-- START Text provided --
Catwalk is a 1995 American documentary film by Robert Leacock, following model Christy Turlington during Spring Fashion Week in Milan, Paris and New York City. Despite being filmed in 1993, it premiered in 1995.

Synopsis
The film depicts model Christy Turlington and her friends Naomi Campbell, Yasmin Le Bon, Kate Moss, Helena Christensen, Gail Elliott and Carla Bruni as they jetted between Milan, Paris, and New York City during Spring 1994 Fashion Week. Turlington is featured walking in shows and attending fittings for Chanel, Versace, Dior, Giorgio Armani, Jean Paul Gaultier, Karl Lagerfeld, John Galliano, Anna Sui and finally Isaac Mizrahi. Between shows, Turlington is shown shooting a cover for W, socialising with her friends and attending a photo exhibition for Bruce Weber. In the final scene, Turlington is depicted being drawn by artist Francesco Clemente.

The film was shot in black and white and color and incorporated behind-the-scenes footage of many designers at work, including Lagerfeld, Valentino Garavani, Azzedine Alaia, a young John Galliano, and Gianni Versace four years before his death.
-- END Text provided --
-- START Data section --
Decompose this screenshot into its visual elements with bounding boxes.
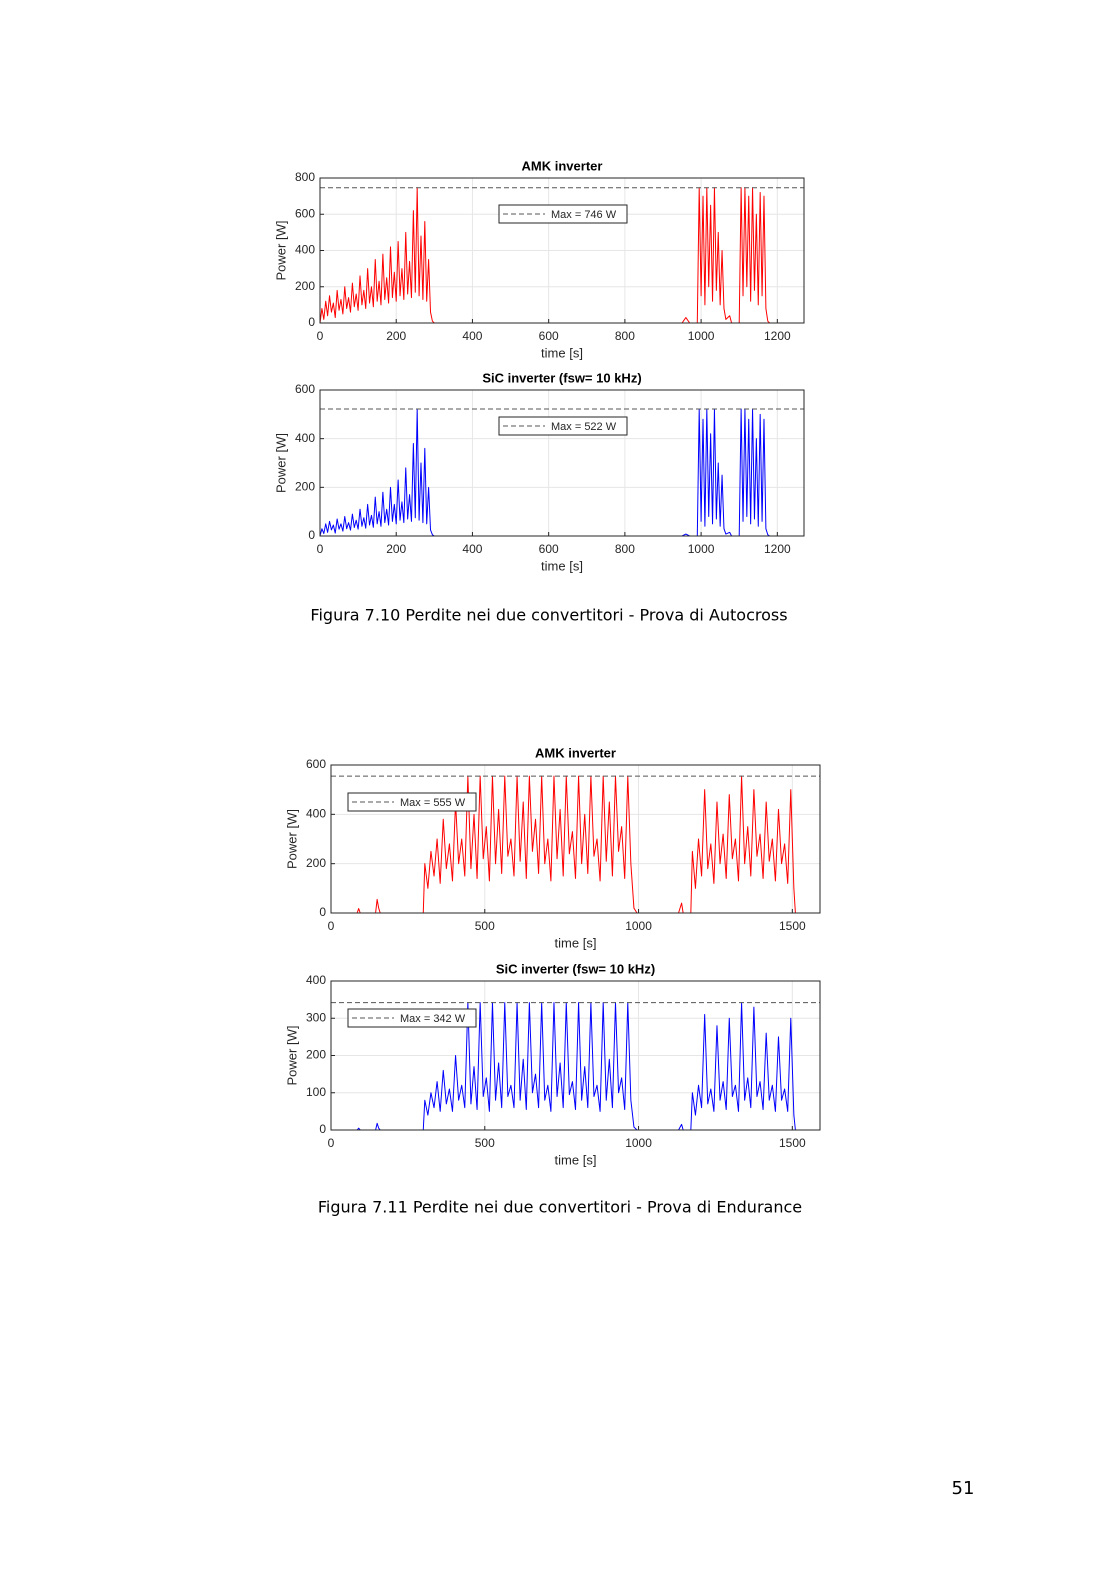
-- END Data section --
_Requirements:_
a: From the Catwalk passage, quote the stretch from "The film was" through "before his death.".
b: According to the Catwalk passage, which artist draws Turlington in the film's final scene?
The listing has no connection to the Catwalk passage.

_Answers by task:_
a:
The film was shot in black and white and color and incorporated behind-the-scenes footage of many designers at work, including Lagerfeld, Valentino Garavani, Azzedine Alaia, a young John Galliano, and Gianni Versace four years before his death.

b: Francesco Clemente